- **Data listing**

****************

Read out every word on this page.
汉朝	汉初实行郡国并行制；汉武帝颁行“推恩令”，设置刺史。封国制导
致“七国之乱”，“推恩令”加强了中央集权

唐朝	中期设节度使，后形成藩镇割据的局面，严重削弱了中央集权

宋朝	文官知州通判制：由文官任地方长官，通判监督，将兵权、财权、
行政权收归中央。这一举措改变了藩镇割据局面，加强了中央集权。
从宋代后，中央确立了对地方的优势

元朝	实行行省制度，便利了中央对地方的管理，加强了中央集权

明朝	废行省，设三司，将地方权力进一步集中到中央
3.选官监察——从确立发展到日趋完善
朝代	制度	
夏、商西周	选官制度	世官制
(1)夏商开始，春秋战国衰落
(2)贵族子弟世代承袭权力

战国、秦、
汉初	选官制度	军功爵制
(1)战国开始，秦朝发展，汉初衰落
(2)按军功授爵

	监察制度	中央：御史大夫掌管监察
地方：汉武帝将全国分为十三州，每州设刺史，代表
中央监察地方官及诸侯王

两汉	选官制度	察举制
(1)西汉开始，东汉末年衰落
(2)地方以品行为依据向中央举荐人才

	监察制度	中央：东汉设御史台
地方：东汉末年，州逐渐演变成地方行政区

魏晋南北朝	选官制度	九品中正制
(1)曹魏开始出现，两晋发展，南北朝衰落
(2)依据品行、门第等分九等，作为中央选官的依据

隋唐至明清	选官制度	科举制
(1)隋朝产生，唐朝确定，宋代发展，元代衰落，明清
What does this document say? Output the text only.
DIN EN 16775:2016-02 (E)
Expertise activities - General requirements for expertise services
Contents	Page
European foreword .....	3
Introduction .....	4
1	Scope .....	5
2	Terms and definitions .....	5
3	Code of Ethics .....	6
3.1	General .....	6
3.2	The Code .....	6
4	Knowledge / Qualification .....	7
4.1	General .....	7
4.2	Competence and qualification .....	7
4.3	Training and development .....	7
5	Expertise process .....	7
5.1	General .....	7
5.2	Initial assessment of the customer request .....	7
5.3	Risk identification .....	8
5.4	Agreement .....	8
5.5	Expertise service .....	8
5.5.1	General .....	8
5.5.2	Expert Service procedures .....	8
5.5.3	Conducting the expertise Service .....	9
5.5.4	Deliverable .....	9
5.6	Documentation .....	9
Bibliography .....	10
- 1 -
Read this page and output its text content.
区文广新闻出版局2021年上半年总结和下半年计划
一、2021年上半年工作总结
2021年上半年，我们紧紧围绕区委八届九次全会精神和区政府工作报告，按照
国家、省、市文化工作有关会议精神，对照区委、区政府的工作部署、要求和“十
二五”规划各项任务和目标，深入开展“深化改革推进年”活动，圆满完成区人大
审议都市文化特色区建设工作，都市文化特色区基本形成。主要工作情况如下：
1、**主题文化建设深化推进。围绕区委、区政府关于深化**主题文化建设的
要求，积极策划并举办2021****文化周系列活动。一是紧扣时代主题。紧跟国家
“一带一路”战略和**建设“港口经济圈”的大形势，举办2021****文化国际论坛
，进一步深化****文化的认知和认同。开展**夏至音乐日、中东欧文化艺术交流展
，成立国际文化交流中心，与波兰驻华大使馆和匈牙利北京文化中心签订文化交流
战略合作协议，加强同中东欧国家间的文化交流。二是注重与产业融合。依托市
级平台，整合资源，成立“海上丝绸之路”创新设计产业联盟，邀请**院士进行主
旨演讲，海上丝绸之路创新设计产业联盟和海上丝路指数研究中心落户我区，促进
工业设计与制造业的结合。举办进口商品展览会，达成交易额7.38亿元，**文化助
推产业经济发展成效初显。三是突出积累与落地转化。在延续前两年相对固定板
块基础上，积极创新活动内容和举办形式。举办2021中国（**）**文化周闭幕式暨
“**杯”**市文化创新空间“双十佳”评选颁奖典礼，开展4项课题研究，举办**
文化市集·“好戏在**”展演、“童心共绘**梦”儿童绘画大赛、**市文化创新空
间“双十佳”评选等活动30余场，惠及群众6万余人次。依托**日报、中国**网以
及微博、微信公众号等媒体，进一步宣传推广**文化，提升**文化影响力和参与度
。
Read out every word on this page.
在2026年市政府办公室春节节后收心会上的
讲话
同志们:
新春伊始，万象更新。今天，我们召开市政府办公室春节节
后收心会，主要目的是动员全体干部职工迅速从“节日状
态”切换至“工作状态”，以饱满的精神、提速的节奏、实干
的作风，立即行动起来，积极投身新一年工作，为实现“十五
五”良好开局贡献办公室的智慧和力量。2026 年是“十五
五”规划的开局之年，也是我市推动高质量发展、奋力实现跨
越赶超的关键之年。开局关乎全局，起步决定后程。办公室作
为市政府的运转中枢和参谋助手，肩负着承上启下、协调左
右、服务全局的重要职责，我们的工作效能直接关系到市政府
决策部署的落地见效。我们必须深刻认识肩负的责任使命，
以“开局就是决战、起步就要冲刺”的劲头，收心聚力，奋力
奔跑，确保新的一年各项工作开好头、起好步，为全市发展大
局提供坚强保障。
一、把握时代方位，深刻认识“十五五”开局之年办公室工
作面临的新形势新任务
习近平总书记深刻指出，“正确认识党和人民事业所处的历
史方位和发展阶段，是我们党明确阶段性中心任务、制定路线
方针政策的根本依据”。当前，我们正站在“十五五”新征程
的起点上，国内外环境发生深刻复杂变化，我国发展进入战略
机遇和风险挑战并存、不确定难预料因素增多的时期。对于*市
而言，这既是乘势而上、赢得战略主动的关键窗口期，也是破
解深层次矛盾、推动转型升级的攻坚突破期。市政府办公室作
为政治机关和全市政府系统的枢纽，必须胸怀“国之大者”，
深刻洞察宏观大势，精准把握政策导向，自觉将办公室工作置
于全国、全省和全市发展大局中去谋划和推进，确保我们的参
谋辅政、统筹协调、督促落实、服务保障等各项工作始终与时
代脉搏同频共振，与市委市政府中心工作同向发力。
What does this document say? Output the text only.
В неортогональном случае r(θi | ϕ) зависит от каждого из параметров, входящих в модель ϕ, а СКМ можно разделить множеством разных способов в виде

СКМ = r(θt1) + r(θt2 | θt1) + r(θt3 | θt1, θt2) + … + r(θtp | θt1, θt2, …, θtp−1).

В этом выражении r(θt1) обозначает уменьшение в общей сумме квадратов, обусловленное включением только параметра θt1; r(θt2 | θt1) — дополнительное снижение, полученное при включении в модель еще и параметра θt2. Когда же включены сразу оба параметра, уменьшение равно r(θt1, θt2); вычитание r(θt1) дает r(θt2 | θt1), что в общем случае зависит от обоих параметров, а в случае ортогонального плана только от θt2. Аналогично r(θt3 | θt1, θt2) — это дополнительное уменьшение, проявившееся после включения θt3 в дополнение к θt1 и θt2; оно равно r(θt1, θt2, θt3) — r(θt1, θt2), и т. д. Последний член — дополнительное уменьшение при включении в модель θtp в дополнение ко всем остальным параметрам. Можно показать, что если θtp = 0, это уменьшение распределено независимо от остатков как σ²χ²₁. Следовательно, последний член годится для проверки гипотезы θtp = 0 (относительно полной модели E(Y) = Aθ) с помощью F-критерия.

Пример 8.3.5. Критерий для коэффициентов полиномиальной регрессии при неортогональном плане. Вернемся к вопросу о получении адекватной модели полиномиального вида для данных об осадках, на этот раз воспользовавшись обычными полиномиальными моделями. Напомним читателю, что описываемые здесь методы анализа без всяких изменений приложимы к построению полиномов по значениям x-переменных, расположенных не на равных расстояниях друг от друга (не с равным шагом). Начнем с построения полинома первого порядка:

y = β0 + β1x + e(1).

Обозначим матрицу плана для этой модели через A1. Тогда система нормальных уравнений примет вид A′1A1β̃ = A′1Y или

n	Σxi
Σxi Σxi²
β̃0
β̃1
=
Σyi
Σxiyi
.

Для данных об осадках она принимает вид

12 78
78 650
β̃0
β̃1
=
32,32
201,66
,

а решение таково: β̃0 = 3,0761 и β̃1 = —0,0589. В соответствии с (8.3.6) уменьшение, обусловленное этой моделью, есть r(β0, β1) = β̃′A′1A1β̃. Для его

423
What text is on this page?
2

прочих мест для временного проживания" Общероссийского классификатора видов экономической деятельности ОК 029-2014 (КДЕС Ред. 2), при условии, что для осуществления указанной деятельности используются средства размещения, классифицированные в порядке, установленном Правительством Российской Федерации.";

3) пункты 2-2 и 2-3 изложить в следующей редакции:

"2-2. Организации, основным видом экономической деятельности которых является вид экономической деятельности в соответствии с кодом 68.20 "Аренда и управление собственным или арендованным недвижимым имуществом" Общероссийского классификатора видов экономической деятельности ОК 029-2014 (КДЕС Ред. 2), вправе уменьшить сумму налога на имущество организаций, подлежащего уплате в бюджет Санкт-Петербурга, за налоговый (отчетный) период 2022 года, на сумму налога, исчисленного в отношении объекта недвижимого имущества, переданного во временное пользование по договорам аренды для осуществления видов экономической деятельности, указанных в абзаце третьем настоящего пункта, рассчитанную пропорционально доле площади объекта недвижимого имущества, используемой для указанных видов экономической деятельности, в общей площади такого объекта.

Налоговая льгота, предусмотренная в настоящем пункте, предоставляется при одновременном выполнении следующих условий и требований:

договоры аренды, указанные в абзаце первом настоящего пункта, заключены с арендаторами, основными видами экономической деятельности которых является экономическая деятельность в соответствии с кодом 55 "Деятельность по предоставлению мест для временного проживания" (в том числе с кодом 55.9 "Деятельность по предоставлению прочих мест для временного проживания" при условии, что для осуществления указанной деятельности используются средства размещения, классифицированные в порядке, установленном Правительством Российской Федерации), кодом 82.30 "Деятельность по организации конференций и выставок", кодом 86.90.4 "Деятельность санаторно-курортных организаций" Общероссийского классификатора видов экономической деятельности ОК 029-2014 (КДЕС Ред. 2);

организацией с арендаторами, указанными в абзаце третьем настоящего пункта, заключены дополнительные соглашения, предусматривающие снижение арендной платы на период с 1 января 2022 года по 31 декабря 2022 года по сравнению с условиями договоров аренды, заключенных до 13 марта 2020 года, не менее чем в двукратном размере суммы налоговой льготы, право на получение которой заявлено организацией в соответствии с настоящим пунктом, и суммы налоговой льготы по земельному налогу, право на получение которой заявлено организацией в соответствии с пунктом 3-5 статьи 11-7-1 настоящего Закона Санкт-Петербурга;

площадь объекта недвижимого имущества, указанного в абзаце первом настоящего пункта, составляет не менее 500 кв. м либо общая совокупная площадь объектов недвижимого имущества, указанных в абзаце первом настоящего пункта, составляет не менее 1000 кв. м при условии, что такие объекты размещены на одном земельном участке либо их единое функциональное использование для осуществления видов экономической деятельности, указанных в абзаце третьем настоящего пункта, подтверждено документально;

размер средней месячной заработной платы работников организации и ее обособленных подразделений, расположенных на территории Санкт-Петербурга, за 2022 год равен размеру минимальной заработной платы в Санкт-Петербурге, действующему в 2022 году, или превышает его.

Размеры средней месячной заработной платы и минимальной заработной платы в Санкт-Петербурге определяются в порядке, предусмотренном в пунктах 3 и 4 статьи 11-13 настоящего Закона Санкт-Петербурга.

****************

Using the material above, work out how many lines contain the string "加强了中央集权". Give that number alone.

3